__Records from a data source__:
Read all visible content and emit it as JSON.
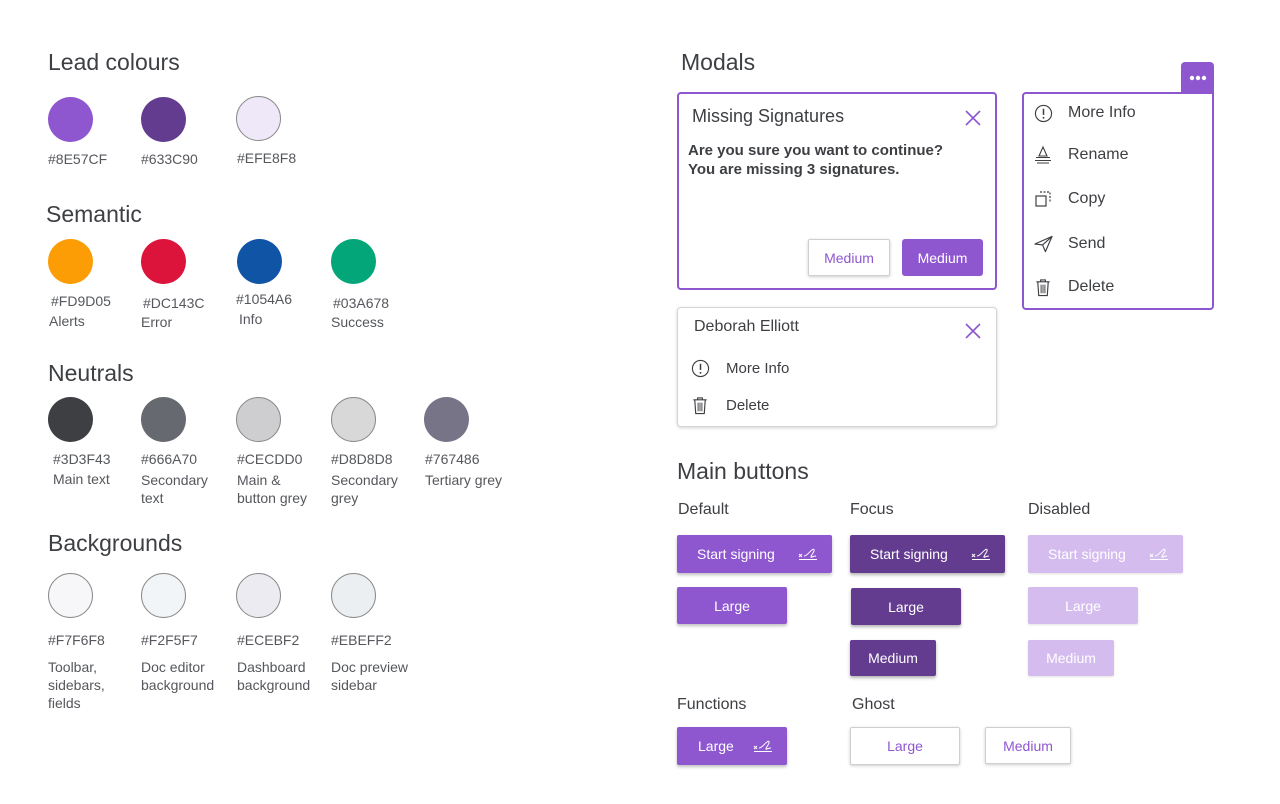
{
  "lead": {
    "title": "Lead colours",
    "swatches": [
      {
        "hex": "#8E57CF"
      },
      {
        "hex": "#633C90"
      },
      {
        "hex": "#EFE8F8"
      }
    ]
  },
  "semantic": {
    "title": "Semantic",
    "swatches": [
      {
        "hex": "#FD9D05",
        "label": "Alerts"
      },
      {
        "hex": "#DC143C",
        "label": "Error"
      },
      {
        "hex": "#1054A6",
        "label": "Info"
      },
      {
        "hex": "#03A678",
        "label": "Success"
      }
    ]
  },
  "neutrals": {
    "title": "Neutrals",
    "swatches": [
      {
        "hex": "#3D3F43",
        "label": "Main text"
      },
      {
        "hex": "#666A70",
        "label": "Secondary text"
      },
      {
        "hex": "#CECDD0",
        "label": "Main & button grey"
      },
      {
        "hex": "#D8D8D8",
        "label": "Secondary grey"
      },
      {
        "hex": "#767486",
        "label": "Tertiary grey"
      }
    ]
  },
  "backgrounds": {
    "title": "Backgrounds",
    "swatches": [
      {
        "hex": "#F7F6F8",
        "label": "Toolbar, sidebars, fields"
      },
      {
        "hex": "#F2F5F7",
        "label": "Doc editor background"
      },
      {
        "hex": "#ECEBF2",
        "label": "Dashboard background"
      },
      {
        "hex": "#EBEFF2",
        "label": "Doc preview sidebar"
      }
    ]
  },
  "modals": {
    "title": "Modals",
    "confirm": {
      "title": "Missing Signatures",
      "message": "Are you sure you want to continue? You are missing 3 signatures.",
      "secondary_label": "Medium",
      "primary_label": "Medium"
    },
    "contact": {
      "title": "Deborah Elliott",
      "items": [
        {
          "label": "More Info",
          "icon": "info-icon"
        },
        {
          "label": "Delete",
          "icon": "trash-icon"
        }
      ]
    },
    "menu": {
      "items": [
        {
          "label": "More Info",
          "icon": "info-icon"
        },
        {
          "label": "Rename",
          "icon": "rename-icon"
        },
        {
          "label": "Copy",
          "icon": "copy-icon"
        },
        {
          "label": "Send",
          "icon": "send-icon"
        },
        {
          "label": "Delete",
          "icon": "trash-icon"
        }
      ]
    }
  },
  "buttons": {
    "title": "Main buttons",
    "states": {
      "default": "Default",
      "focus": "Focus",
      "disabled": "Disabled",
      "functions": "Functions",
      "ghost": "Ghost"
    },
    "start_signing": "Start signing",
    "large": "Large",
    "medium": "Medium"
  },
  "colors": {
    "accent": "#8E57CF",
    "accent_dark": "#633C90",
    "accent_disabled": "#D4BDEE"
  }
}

__Goal__:
Lines that include the word "title" are to be extracted from the data above.

__Finished answer__:
    "title": "Lead colours",
    "title": "Semantic",
    "title": "Neutrals",
    "title": "Backgrounds",
    "title": "Modals",
      "title": "Missing Signatures",
      "title": "Deborah Elliott",
    "title": "Main buttons",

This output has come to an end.